In the entries below, count each line holding the word "swatch". Answer with the total alone.

*** Data for the task

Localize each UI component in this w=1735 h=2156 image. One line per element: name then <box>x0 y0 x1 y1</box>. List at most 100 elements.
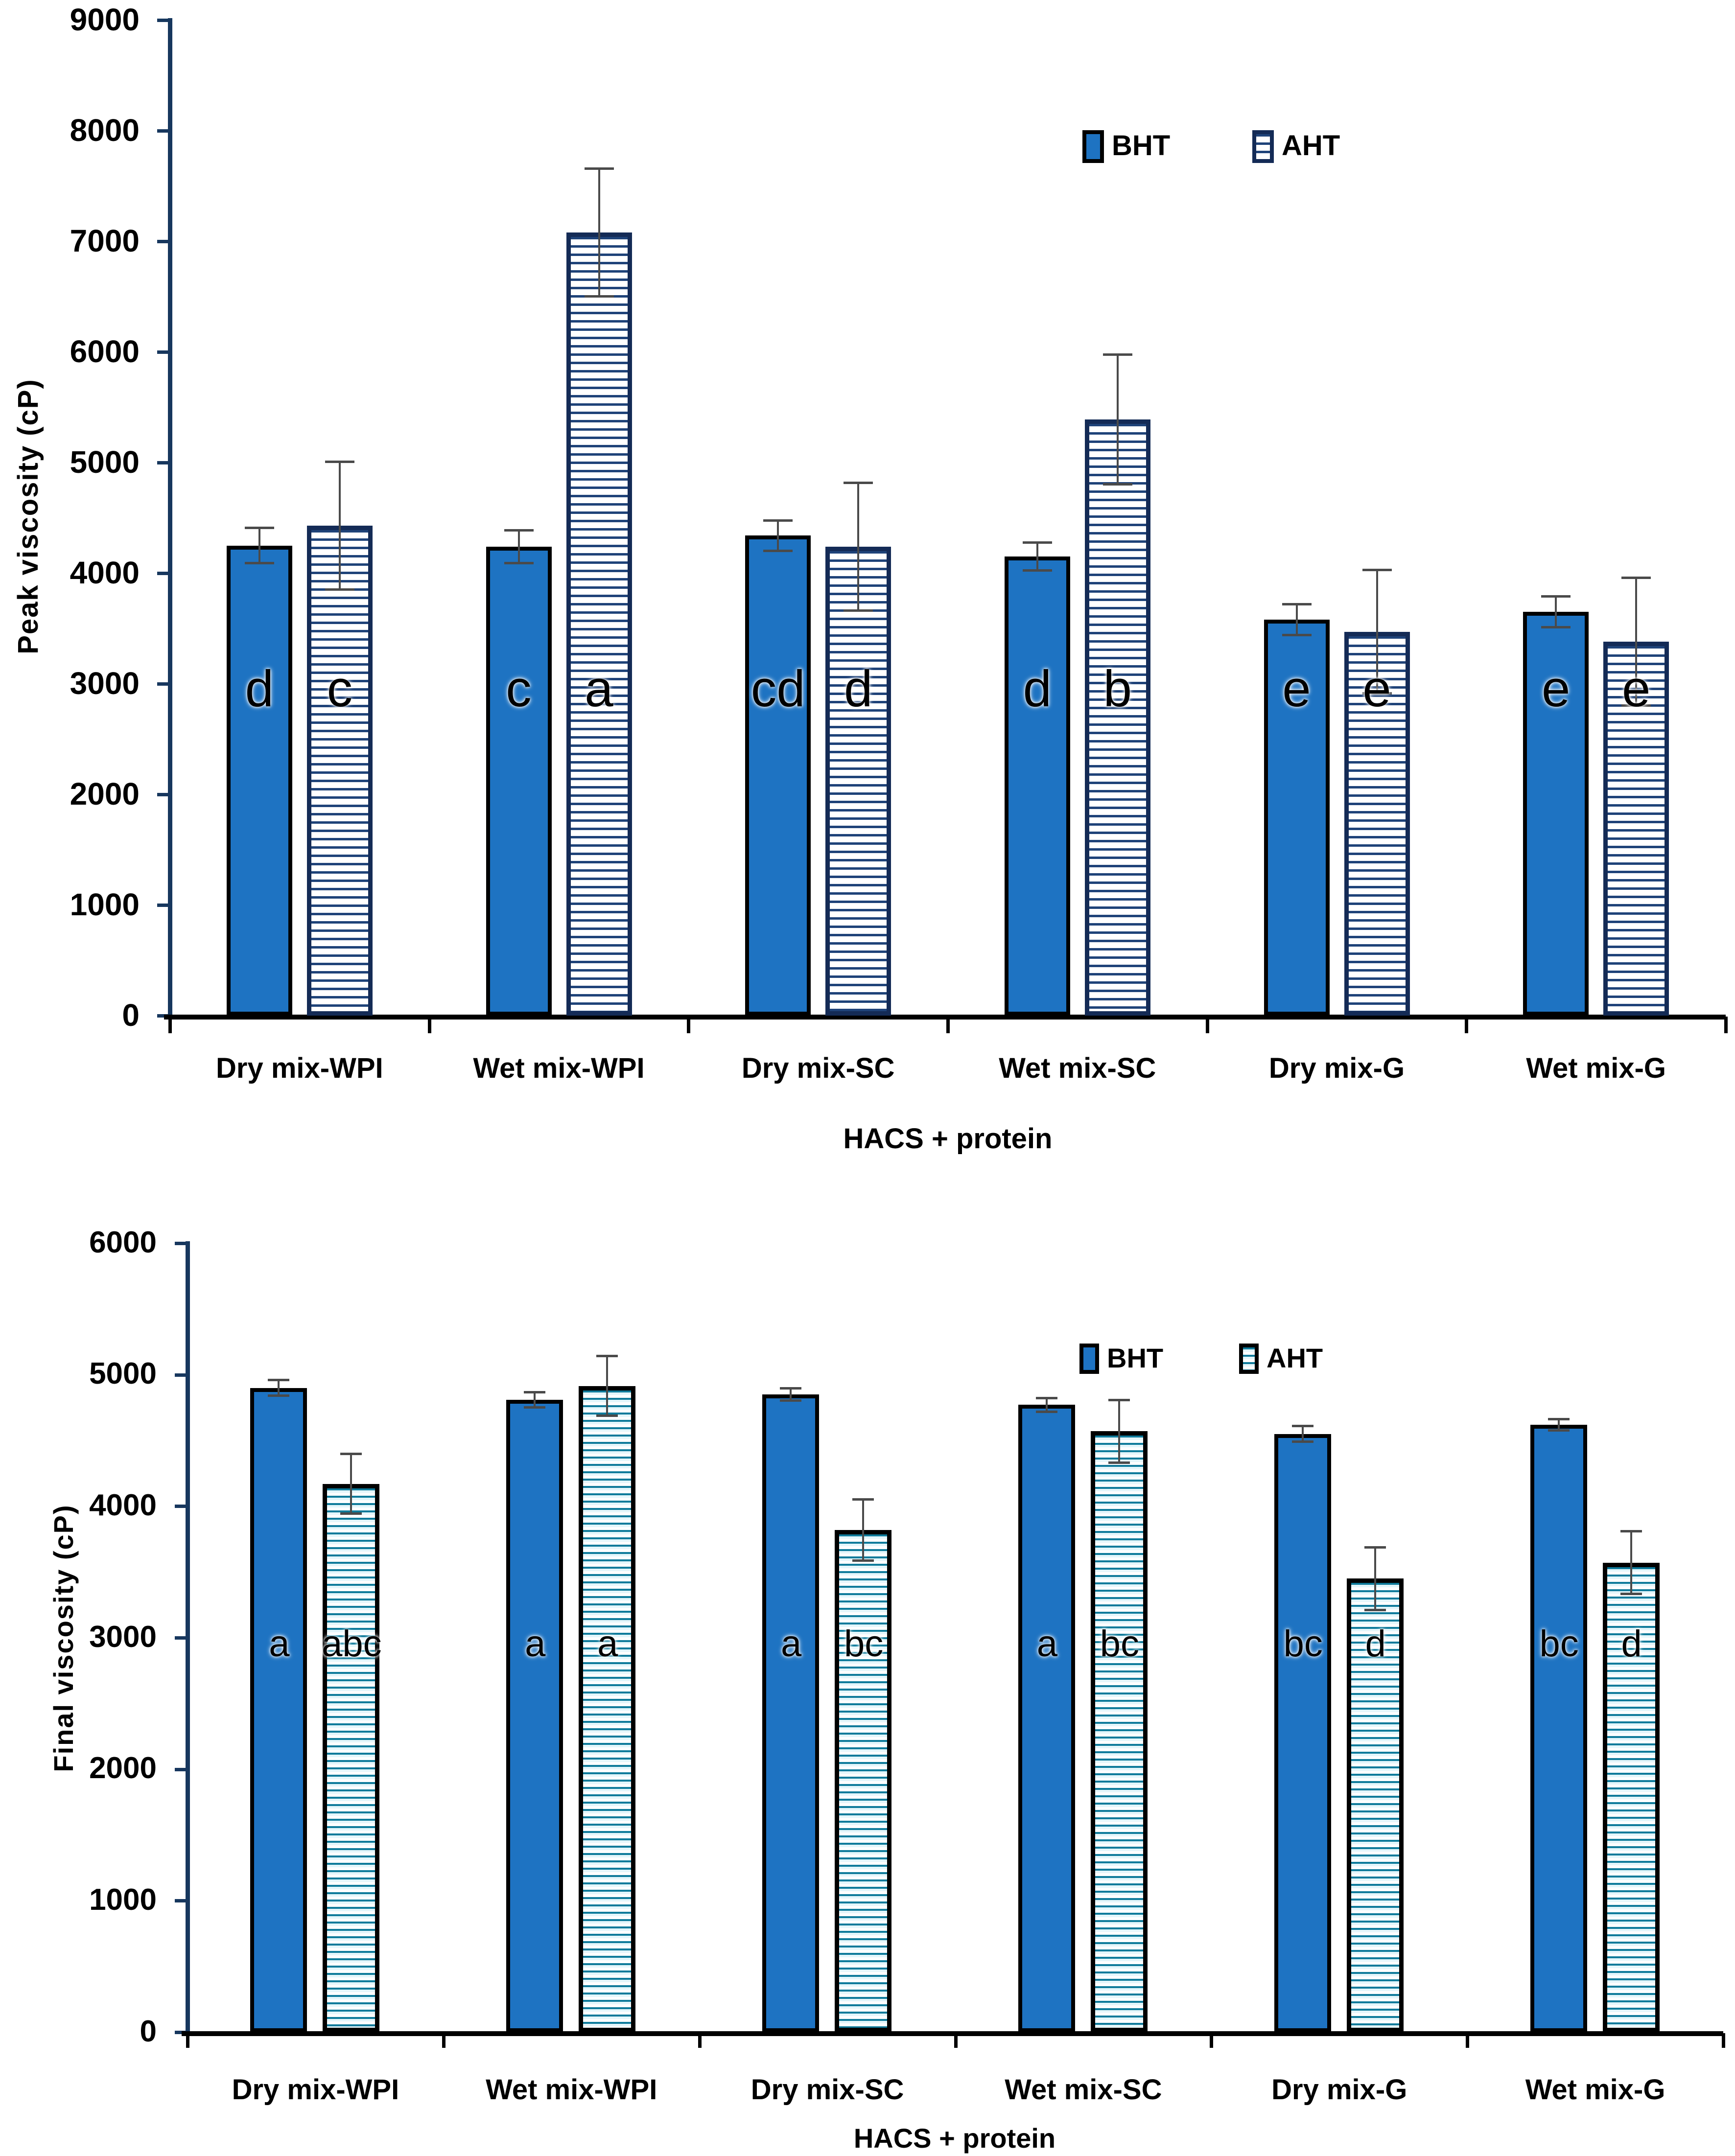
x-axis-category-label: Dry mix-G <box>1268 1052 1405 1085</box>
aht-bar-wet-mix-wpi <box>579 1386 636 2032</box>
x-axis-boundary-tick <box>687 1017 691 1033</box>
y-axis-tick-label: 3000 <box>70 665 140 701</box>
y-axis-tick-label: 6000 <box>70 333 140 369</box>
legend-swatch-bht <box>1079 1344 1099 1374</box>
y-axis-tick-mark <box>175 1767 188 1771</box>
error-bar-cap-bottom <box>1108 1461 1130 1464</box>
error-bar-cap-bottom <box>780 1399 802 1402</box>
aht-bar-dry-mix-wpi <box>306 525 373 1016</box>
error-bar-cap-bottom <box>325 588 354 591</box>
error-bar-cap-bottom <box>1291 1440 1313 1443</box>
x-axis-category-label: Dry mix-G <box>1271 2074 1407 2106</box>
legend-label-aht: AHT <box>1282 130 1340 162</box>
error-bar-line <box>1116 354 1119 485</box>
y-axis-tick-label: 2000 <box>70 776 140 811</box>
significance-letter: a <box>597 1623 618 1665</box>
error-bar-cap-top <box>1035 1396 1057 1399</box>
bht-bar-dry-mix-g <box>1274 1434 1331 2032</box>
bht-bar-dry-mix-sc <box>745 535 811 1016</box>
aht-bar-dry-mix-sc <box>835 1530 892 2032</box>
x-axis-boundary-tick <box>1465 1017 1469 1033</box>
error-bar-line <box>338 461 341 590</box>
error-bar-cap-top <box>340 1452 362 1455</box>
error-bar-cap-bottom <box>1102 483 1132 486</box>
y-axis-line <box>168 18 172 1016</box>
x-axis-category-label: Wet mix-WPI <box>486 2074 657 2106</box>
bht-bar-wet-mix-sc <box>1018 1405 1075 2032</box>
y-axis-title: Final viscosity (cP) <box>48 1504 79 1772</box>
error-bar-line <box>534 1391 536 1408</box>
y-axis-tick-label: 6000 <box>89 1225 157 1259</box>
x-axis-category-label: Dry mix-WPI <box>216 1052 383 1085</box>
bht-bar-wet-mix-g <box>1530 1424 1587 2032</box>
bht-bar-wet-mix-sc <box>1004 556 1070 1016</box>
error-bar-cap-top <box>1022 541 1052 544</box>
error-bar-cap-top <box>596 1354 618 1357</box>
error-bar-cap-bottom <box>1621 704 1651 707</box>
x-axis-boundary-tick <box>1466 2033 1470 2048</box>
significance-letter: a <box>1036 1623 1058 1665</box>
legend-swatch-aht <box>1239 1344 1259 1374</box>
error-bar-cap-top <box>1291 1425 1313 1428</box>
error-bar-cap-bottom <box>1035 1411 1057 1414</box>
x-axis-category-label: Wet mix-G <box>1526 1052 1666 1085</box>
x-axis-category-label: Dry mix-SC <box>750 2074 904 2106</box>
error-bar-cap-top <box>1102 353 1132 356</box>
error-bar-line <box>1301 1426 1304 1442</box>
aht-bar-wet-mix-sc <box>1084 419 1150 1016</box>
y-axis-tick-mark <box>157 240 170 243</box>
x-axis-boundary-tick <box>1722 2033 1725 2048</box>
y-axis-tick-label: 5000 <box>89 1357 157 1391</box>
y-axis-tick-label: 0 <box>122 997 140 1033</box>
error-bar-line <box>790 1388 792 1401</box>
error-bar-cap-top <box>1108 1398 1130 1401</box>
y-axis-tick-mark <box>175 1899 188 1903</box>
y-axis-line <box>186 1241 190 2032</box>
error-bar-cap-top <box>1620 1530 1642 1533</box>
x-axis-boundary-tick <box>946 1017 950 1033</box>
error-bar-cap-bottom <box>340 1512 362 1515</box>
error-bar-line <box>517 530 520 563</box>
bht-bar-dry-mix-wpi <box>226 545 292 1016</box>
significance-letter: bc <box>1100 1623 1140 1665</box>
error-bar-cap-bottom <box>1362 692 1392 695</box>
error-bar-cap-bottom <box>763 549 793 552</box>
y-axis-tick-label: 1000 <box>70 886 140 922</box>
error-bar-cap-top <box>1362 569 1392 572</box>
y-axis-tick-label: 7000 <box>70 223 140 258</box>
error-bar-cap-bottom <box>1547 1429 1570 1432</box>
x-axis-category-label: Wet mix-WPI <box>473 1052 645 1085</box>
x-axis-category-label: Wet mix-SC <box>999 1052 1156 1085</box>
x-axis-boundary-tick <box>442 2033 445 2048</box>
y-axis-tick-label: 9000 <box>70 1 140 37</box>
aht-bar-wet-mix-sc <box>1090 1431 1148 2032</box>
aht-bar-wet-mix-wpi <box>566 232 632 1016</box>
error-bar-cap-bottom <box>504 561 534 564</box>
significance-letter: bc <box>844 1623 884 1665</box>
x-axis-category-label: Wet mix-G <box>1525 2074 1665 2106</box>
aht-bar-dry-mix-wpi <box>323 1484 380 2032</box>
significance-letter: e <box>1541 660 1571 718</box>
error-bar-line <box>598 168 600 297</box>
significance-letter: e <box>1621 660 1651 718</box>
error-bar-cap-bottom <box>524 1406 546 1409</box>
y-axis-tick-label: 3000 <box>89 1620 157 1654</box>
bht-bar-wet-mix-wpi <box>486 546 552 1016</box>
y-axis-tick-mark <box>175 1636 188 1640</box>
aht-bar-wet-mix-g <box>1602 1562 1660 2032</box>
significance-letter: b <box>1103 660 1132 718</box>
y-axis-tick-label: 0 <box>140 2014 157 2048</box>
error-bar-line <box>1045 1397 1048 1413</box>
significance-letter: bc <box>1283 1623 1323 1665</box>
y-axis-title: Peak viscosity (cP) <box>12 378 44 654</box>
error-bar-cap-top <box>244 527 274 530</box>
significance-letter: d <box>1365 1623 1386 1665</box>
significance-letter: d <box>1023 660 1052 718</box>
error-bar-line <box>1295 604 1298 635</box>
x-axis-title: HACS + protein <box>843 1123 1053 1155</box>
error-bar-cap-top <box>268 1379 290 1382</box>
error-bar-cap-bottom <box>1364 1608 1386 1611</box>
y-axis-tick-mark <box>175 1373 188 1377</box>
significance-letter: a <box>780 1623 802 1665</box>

******

Answer section →
2